-- START OF DATA FOR THIS EXERCISE --

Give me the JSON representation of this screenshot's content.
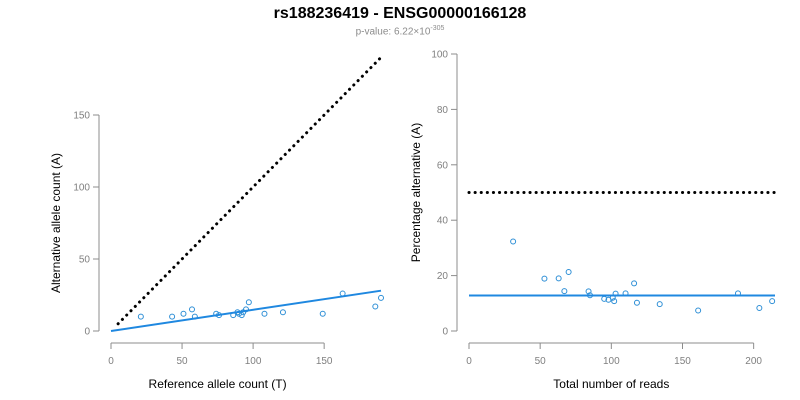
{
  "title": "rs188236419 - ENSG00000166128",
  "subtitle": {
    "prefix": "p-value: ",
    "mantissa": "6.22",
    "times": "×",
    "base": "10",
    "exponent": "-305"
  },
  "colors": {
    "points": "#2e8fd6",
    "fit_line": "#1f88e0",
    "expected_line": "#000000",
    "axis": "#8c8c8c",
    "tick_label": "#7f7f7f",
    "axis_label": "#000000"
  },
  "chart_data": [
    {
      "type": "scatter",
      "xlabel": "Reference allele count (T)",
      "ylabel": "Alternative allele count (A)",
      "xlim": [
        0,
        190
      ],
      "ylim": [
        0,
        150
      ],
      "xticks": [
        0,
        50,
        100,
        150
      ],
      "yticks": [
        0,
        50,
        100,
        150
      ],
      "grid": false,
      "series": [
        {
          "kind": "points",
          "x": [
            21,
            43,
            51,
            57,
            59,
            74,
            76,
            86,
            89,
            90,
            92,
            93,
            95,
            97,
            108,
            121,
            149,
            163,
            186,
            190
          ],
          "y": [
            10,
            10,
            12,
            15,
            10,
            12,
            11,
            11,
            13,
            12,
            11,
            13,
            15,
            20,
            12,
            13,
            12,
            26,
            17,
            23
          ]
        },
        {
          "kind": "line",
          "style": "solid",
          "x": [
            0,
            190
          ],
          "y": [
            0,
            28
          ]
        },
        {
          "kind": "line",
          "style": "dotted",
          "x": [
            5,
            190
          ],
          "y": [
            5,
            190
          ]
        }
      ]
    },
    {
      "type": "scatter",
      "xlabel": "Total number of reads",
      "ylabel": "Percentage alternative (A)",
      "xlim": [
        0,
        215
      ],
      "ylim": [
        0,
        100
      ],
      "xticks": [
        0,
        50,
        100,
        150,
        200
      ],
      "yticks": [
        0,
        20,
        40,
        60,
        80,
        100
      ],
      "grid": false,
      "series": [
        {
          "kind": "points",
          "x": [
            31,
            53,
            63,
            67,
            70,
            84,
            85,
            95,
            98,
            101,
            102,
            103,
            110,
            116,
            118,
            134,
            161,
            189,
            204,
            213
          ],
          "y": [
            32.3,
            18.9,
            19.0,
            14.4,
            21.3,
            14.3,
            12.9,
            11.6,
            11.3,
            12.0,
            10.8,
            13.5,
            13.6,
            17.2,
            10.2,
            9.7,
            7.4,
            13.6,
            8.3,
            10.8
          ]
        },
        {
          "kind": "line",
          "style": "solid",
          "x": [
            0,
            215
          ],
          "y": [
            12.8,
            12.8
          ]
        },
        {
          "kind": "line",
          "style": "dotted",
          "x": [
            0,
            215
          ],
          "y": [
            50,
            50
          ]
        }
      ]
    }
  ]
}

-- END OF DATA FOR THIS EXERCISE --

TASK REQUIREMENTS – Transcribe the material exactly, leaving every picture out.

WORKED ANSWER –
Give me the JSON representation of this screenshot's content.
{
  "title": "rs188236419 - ENSG00000166128",
  "subtitle": {
    "prefix": "p-value: ",
    "mantissa": "6.22",
    "times": "×",
    "base": "10",
    "exponent": "-305"
  },
  "colors": {
    "points": "#2e8fd6",
    "fit_line": "#1f88e0",
    "expected_line": "#000000",
    "axis": "#8c8c8c",
    "tick_label": "#7f7f7f",
    "axis_label": "#000000"
  },
  "chart_data": [
    {
      "type": "scatter",
      "xlabel": "Reference allele count (T)",
      "ylabel": "Alternative allele count (A)",
      "xlim": [
        0,
        190
      ],
      "ylim": [
        0,
        150
      ],
      "xticks": [
        0,
        50,
        100,
        150
      ],
      "yticks": [
        0,
        50,
        100,
        150
      ],
      "grid": false,
      "series": [
        {
          "kind": "points",
          "x": [
            21,
            43,
            51,
            57,
            59,
            74,
            76,
            86,
            89,
            90,
            92,
            93,
            95,
            97,
            108,
            121,
            149,
            163,
            186,
            190
          ],
          "y": [
            10,
            10,
            12,
            15,
            10,
            12,
            11,
            11,
            13,
            12,
            11,
            13,
            15,
            20,
            12,
            13,
            12,
            26,
            17,
            23
          ]
        },
        {
          "kind": "line",
          "style": "solid",
          "x": [
            0,
            190
          ],
          "y": [
            0,
            28
          ]
        },
        {
          "kind": "line",
          "style": "dotted",
          "x": [
            5,
            190
          ],
          "y": [
            5,
            190
          ]
        }
      ]
    },
    {
      "type": "scatter",
      "xlabel": "Total number of reads",
      "ylabel": "Percentage alternative (A)",
      "xlim": [
        0,
        215
      ],
      "ylim": [
        0,
        100
      ],
      "xticks": [
        0,
        50,
        100,
        150,
        200
      ],
      "yticks": [
        0,
        20,
        40,
        60,
        80,
        100
      ],
      "grid": false,
      "series": [
        {
          "kind": "points",
          "x": [
            31,
            53,
            63,
            67,
            70,
            84,
            85,
            95,
            98,
            101,
            102,
            103,
            110,
            116,
            118,
            134,
            161,
            189,
            204,
            213
          ],
          "y": [
            32.3,
            18.9,
            19.0,
            14.4,
            21.3,
            14.3,
            12.9,
            11.6,
            11.3,
            12.0,
            10.8,
            13.5,
            13.6,
            17.2,
            10.2,
            9.7,
            7.4,
            13.6,
            8.3,
            10.8
          ]
        },
        {
          "kind": "line",
          "style": "solid",
          "x": [
            0,
            215
          ],
          "y": [
            12.8,
            12.8
          ]
        },
        {
          "kind": "line",
          "style": "dotted",
          "x": [
            0,
            215
          ],
          "y": [
            50,
            50
          ]
        }
      ]
    }
  ]
}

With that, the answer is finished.